__YOUR OBJECTIVE__: Check each line of the data for "Masukkan" and select those that have it.

__TASK MATERIAL__:
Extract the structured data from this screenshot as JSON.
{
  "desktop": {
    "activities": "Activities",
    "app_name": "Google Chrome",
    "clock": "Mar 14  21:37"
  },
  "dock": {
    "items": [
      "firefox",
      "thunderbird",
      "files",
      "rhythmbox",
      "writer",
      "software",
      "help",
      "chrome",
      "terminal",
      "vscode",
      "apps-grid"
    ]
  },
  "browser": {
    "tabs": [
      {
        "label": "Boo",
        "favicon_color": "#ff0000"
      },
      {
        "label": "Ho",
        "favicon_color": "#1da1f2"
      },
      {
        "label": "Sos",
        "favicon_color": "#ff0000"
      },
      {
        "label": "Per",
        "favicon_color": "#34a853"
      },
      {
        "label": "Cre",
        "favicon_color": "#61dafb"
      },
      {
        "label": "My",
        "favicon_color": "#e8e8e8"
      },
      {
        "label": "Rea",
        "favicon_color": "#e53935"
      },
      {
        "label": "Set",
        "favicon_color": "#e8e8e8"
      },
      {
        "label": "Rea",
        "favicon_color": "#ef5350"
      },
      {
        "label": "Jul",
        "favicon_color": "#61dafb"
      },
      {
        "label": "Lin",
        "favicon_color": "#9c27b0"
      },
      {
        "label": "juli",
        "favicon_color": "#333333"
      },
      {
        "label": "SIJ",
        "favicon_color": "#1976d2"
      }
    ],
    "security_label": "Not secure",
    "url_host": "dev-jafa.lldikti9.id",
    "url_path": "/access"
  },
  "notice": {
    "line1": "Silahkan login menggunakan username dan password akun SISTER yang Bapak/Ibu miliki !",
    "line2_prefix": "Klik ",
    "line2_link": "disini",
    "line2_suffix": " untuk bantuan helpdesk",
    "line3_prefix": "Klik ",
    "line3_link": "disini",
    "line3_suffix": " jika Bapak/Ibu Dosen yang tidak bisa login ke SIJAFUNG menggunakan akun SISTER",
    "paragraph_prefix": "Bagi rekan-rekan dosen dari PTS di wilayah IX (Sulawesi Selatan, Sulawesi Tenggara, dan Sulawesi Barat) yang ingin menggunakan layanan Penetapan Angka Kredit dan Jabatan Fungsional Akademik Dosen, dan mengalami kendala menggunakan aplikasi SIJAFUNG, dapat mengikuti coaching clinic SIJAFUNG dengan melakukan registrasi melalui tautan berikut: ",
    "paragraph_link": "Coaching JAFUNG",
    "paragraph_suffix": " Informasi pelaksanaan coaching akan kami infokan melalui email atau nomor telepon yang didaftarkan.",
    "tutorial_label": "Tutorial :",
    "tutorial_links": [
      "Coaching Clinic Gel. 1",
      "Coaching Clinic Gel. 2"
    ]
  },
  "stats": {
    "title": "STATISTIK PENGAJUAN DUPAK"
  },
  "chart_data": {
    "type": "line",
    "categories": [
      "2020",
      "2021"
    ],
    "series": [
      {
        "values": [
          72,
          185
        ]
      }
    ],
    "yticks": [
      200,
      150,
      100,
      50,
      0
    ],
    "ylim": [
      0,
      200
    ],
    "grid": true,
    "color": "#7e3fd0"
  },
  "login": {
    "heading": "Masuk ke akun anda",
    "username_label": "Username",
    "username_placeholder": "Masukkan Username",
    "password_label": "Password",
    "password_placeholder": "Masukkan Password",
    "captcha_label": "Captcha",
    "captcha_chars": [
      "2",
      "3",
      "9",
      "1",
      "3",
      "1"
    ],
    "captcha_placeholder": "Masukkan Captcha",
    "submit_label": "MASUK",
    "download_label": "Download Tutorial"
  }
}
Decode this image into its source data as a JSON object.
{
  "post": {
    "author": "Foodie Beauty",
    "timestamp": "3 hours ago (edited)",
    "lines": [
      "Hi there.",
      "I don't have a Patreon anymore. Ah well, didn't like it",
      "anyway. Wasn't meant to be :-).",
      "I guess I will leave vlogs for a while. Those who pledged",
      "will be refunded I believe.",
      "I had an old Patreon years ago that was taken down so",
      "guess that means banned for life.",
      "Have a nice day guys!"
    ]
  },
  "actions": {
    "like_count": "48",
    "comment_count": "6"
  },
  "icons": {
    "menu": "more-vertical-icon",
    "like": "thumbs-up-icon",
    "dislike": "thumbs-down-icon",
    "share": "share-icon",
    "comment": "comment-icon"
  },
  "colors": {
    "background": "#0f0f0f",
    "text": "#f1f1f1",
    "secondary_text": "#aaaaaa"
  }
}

__EXERCISE OUTPUT__:
    "username_placeholder": "Masukkan Username",
    "password_placeholder": "Masukkan Password",
    "captcha_placeholder": "Masukkan Captcha",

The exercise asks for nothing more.